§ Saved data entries
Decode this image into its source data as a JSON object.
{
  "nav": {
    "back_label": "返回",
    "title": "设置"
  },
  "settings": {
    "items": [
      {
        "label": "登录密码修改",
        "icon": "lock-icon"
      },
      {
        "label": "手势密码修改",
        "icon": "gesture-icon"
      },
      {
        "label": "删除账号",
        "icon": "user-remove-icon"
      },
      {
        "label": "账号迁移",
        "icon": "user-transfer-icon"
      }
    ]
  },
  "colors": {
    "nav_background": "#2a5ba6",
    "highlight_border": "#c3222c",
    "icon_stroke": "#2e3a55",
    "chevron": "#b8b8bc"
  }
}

§ Problem requirements
Looking at the records above, report how many lines contain the word "user". Answer with the number only.

§ Response to this exercise
2